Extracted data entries
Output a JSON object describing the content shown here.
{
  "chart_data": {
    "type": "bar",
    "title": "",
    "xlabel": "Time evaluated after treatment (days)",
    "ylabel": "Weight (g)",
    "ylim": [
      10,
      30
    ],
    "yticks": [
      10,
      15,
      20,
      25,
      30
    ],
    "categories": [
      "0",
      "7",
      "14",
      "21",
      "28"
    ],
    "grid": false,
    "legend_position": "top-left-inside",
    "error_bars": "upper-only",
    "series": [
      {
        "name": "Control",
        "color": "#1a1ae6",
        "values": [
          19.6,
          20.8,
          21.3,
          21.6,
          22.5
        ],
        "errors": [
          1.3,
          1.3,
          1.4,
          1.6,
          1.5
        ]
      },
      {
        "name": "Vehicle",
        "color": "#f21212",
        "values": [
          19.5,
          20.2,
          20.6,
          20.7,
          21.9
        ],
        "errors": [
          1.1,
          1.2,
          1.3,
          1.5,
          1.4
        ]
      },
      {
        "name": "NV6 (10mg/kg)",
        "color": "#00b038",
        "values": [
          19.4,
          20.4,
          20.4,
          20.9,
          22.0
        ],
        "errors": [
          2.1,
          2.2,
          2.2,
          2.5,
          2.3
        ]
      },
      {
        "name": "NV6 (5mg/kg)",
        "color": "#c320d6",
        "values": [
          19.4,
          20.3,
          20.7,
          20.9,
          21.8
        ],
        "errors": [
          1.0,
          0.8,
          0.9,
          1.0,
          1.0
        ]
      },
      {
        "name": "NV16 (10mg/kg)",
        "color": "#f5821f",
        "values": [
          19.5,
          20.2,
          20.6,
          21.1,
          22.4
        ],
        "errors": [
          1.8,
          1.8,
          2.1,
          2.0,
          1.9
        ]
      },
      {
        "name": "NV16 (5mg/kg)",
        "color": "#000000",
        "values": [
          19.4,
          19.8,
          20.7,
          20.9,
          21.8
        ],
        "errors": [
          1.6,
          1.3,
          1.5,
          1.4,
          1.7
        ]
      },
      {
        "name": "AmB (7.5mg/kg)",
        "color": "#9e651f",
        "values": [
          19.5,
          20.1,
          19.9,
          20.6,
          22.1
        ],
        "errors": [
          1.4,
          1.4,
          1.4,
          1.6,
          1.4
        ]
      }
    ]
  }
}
---
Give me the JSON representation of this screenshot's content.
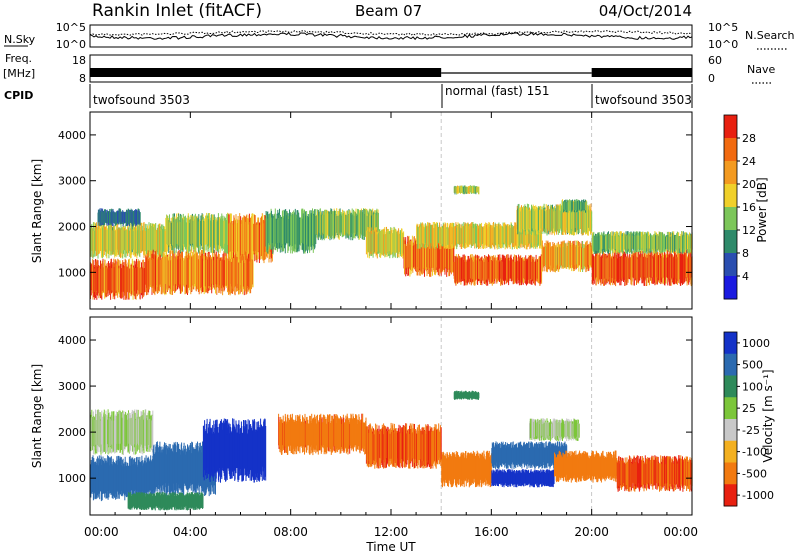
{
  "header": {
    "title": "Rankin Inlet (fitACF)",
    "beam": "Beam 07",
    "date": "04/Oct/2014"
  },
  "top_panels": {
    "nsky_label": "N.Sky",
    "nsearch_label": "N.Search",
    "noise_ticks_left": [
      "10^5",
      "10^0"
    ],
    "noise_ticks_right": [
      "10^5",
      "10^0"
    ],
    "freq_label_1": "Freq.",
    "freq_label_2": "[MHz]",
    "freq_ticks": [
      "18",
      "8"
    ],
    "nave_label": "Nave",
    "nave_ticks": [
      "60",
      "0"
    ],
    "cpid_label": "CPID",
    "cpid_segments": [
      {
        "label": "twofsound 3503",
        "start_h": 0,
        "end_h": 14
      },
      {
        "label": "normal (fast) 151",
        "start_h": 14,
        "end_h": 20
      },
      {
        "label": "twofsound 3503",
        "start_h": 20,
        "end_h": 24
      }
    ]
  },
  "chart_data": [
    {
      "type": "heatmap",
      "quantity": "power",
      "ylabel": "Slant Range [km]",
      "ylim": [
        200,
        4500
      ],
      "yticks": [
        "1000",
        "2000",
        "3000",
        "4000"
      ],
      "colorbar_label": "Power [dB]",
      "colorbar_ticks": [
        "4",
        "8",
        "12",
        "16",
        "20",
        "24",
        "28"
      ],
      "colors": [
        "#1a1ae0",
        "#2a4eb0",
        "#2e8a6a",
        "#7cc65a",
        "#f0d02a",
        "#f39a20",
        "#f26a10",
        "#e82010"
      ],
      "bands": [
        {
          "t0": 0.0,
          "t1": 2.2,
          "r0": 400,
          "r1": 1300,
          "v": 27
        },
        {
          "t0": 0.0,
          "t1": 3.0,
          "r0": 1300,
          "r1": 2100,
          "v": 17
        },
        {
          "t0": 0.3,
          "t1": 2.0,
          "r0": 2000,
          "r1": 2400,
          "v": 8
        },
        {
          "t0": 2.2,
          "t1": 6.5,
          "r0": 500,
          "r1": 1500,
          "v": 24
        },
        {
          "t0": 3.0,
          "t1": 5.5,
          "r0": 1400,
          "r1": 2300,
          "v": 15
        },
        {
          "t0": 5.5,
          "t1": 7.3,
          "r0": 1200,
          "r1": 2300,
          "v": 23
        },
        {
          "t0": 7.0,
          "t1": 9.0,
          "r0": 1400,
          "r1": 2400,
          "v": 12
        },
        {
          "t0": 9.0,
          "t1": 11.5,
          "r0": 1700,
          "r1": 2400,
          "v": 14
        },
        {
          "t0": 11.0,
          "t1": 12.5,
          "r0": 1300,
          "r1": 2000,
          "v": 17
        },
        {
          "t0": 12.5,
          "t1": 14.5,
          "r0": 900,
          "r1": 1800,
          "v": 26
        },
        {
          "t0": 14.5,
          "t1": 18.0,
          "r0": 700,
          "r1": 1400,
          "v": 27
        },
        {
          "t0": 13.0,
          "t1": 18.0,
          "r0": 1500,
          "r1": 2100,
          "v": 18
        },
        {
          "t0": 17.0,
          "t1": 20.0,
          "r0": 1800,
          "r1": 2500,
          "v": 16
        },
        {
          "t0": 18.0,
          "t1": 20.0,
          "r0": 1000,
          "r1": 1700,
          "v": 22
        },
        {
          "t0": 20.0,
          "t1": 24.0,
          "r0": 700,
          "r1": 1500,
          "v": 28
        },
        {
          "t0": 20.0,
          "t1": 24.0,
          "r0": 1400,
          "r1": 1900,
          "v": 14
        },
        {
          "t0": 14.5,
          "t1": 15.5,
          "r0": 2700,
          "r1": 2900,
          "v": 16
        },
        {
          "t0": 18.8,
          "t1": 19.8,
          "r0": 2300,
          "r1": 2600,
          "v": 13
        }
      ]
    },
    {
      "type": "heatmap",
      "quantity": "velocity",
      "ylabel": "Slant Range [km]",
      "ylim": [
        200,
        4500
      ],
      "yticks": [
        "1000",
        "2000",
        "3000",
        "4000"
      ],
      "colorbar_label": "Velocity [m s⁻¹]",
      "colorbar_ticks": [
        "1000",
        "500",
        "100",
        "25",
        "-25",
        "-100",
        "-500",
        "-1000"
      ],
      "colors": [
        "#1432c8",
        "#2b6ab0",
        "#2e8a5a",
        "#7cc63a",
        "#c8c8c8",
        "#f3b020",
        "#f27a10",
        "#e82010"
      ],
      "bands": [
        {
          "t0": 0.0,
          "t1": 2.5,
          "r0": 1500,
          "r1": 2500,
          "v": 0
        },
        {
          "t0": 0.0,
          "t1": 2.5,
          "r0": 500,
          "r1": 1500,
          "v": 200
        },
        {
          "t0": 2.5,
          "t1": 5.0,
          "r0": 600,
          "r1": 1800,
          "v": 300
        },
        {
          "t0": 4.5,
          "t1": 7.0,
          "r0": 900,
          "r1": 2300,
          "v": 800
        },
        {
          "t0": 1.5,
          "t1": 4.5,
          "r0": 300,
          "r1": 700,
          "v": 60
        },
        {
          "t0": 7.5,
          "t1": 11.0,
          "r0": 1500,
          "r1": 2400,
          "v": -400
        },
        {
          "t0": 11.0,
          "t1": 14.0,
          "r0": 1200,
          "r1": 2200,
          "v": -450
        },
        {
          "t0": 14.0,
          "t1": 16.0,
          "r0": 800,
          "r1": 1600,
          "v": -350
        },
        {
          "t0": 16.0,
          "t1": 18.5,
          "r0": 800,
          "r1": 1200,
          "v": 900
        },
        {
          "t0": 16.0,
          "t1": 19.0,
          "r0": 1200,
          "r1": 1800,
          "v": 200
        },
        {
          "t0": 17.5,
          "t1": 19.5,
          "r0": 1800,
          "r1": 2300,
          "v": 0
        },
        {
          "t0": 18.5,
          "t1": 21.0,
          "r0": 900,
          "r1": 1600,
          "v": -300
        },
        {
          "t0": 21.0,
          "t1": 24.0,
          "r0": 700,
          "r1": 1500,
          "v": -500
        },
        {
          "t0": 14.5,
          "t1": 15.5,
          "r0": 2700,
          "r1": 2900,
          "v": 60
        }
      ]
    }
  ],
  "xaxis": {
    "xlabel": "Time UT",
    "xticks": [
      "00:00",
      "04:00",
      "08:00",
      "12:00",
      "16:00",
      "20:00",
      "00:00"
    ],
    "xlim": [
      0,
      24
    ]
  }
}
--
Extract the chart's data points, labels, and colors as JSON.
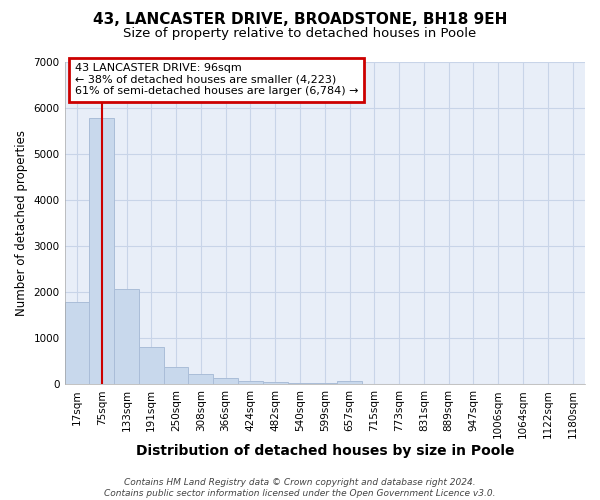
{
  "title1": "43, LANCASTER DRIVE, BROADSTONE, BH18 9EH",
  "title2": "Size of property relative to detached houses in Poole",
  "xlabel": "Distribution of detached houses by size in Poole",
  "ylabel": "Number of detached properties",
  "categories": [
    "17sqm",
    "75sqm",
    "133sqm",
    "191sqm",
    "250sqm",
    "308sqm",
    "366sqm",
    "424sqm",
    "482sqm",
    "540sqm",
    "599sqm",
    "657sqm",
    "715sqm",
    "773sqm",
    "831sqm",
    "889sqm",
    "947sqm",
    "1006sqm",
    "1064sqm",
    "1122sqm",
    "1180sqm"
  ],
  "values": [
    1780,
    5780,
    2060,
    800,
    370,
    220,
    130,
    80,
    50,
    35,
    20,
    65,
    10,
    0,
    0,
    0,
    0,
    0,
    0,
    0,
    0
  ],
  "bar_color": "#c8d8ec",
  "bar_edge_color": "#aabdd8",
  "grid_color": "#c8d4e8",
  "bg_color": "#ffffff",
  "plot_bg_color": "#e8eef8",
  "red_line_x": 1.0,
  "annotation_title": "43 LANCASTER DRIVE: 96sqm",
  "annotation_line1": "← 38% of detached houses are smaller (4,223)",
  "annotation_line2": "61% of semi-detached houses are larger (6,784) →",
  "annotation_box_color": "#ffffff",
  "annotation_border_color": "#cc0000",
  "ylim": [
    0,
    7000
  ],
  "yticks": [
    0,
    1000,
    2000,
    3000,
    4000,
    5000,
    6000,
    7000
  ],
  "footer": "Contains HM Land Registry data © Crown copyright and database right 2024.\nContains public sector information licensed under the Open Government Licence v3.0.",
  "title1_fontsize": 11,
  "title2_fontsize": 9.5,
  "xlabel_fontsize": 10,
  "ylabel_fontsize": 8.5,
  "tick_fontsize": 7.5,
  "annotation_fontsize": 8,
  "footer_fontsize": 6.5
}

(Your goal): Find every line in the records that contains the word "name"; copy those lines.

(Written response):
        "name": "Control",
        "name": "Vehicle",
        "name": "NV6 (10mg/kg)",
        "name": "NV6 (5mg/kg)",
        "name": "NV16 (10mg/kg)",
        "name": "NV16 (5mg/kg)",
        "name": "AmB (7.5mg/kg)",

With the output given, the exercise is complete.